- DOCUMENT
Suppose I want to write a software. I know that:

  • The probability I can overcome the technical difficulties is $p_1$
  • The probability I can do all the work before I get too tired to complete it is $p_2$
  • The probability I can get to sell it with profit $x$ is $p_3$

Assuming all events are independent, what would be my profit? Better yet could function be derived that would describe the profit value based on $p_1, p_2, p_3$.

Could I assume that $$ProbabiltyOfProfit_x(p_1, p_2, p_3)=p_1p_2p_3$$

One problem with this formula is that if I could not build the product, this is a probability of value $(1-p1*p2)$, then selling the product will not be logically possible.

Product selling, with probability $p3$ requires a product to exist in the first place. Accordingly I am not sure that $p3$ is independent of $p1,p2$.

- SUPPLIED ENTRIES
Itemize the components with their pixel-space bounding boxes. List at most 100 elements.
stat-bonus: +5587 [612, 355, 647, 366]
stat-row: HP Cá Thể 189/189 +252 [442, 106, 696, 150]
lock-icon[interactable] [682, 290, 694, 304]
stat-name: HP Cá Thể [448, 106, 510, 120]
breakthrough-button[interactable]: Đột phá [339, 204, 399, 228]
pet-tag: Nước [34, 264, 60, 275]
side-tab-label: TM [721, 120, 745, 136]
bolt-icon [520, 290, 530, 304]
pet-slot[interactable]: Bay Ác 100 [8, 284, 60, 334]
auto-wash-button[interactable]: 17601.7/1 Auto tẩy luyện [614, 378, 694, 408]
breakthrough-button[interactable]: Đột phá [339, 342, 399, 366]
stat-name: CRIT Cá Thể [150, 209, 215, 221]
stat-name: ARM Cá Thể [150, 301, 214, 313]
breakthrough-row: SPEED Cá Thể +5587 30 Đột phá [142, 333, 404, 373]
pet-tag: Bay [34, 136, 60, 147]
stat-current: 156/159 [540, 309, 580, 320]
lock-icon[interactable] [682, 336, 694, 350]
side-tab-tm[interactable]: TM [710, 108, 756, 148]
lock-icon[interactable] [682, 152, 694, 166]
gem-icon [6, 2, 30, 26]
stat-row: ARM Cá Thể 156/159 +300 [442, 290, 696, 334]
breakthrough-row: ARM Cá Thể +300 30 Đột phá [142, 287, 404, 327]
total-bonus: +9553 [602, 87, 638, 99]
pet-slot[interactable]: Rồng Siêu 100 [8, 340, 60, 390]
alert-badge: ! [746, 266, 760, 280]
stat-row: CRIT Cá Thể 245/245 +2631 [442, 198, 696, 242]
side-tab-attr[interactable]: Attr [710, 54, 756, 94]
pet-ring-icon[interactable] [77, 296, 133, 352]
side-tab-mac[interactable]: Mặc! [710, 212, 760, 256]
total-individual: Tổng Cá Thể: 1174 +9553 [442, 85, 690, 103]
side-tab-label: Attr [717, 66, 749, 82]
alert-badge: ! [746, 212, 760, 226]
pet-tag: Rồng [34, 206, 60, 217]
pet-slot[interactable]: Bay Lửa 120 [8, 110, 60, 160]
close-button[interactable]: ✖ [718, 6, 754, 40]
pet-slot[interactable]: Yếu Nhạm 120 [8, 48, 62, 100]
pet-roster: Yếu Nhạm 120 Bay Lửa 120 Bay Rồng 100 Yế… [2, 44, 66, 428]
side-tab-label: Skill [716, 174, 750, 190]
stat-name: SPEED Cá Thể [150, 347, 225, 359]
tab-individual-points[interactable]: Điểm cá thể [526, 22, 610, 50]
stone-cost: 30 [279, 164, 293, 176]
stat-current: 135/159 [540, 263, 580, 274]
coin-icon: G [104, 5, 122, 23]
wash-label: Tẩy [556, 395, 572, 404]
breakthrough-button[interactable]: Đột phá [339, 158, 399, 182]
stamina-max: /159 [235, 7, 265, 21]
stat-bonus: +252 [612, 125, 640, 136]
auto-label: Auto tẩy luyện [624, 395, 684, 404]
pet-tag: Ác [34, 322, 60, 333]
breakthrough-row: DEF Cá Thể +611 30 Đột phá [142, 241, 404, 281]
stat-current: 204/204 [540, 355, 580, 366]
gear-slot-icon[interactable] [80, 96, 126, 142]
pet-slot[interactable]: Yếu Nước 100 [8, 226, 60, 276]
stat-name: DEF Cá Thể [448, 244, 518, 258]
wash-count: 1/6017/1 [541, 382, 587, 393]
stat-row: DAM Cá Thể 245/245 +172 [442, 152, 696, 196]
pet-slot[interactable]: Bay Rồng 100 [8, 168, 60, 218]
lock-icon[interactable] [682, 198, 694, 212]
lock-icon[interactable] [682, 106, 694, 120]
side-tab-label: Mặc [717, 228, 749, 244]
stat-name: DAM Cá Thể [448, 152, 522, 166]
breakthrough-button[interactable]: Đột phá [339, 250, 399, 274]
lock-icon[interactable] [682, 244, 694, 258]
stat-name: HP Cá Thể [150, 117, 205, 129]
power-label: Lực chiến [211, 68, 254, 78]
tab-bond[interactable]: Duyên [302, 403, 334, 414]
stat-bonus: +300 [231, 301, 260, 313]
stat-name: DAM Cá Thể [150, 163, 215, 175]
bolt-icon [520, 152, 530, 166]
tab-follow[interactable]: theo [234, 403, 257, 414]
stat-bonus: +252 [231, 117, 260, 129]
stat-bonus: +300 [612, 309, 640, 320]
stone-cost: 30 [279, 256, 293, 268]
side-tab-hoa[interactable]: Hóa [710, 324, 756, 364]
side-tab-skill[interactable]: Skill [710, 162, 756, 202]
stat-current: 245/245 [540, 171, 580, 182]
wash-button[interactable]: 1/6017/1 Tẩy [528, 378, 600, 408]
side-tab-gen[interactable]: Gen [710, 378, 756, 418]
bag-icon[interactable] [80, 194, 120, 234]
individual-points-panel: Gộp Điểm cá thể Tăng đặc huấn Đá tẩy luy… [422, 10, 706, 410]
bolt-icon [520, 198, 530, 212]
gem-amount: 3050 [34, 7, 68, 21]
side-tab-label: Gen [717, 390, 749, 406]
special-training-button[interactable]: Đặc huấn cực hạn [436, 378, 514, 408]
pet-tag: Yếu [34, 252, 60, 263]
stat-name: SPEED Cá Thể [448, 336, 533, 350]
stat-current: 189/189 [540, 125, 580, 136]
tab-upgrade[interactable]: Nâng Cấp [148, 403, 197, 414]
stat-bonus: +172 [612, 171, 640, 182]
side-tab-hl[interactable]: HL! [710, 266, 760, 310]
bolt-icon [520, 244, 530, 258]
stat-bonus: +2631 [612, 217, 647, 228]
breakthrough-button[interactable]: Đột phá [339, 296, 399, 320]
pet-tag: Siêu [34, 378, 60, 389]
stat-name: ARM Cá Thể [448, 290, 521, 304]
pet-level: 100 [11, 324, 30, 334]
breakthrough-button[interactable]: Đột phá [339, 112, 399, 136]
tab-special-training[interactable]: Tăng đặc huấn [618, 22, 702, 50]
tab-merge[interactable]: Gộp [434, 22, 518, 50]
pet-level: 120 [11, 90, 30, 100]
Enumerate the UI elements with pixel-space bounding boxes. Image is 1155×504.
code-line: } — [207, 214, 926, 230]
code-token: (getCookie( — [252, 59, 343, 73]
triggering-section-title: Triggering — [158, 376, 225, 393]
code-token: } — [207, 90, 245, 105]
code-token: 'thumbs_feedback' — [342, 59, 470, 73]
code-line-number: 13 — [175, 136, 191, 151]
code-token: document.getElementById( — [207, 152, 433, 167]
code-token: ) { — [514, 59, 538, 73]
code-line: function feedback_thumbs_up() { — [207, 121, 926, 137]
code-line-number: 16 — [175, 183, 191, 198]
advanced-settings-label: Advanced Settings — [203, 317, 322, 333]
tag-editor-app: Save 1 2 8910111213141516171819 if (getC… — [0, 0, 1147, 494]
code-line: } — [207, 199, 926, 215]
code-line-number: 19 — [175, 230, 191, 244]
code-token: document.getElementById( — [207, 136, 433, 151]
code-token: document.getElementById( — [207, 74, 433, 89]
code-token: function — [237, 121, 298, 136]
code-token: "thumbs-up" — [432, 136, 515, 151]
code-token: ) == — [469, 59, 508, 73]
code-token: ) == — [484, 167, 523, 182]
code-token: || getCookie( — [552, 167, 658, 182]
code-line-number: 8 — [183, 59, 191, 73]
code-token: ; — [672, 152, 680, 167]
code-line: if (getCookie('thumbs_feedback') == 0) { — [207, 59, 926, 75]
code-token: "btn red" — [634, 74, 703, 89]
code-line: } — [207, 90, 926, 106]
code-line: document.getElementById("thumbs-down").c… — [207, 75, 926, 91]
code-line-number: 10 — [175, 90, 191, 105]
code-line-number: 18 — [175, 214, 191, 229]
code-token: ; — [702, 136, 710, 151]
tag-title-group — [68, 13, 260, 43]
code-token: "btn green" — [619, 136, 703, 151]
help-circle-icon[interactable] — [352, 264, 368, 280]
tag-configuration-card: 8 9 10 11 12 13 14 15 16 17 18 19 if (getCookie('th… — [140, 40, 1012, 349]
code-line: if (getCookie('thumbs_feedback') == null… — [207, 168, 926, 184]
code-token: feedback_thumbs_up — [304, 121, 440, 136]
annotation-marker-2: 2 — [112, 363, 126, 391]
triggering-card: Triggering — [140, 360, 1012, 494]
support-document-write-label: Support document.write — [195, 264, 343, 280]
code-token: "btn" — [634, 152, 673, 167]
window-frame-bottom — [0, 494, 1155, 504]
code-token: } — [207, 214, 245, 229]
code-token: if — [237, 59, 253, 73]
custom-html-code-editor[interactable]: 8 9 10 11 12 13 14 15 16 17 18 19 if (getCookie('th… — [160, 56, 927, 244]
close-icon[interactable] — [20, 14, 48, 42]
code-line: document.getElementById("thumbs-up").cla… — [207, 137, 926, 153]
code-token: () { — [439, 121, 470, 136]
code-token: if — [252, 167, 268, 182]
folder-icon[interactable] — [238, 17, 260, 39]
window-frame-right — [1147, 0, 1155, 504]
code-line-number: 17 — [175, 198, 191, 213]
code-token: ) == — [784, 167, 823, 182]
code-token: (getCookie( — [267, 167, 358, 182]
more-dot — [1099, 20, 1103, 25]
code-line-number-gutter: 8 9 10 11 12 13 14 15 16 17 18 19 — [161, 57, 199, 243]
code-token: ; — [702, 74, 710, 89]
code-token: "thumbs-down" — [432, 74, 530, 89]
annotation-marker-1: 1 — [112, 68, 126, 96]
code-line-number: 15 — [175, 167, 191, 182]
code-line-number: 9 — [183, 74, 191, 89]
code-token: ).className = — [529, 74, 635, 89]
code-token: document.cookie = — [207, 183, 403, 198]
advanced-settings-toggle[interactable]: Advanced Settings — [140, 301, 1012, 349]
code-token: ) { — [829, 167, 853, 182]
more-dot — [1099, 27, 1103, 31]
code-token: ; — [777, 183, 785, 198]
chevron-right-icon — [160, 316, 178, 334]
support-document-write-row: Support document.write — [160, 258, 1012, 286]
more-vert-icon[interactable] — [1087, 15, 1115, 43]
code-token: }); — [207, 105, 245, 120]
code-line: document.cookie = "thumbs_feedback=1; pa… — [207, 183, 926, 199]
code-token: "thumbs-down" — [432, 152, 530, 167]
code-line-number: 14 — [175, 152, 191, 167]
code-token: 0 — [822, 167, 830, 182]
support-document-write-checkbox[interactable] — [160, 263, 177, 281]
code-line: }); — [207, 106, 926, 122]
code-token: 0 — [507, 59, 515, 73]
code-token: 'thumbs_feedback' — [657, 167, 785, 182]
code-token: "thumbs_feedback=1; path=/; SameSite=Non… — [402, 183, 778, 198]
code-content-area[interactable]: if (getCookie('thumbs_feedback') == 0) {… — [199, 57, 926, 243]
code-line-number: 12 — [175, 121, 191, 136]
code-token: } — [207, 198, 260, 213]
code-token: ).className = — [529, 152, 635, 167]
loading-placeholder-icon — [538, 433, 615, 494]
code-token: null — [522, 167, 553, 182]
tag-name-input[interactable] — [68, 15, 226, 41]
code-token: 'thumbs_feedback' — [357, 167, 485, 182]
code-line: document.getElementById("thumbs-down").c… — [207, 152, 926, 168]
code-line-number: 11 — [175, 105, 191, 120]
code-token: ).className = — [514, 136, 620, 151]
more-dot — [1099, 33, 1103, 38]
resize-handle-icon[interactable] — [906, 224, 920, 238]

- REQUIRED TASKS
1. Which events does the probability question assign probabilities to? List each one with its symbol.
2. Copy the probability question between "Could I assume" and "independent of $p1,p2$.", inclusive.
Rely only on the text, not the records.

- COMPLETE ANSWERS
1.
- Overcoming the technical difficulties: $p_1$
- Doing all the work before getting too tired to complete it: $p_2$
- Getting to sell it with profit $x$: $p_3$

2.
Could I assume that $$ProbabiltyOfProfit_x(p_1, p_2, p_3)=p_1p_2p_3$$

One problem with this formula is that if I could not build the product, this is a probability of value $(1-p1*p2)$, then selling the product will not be logically possible.

Product selling, with probability $p3$ requires a product to exist in the first place. Accordingly I am not sure that $p3$ is independent of $p1,p2$.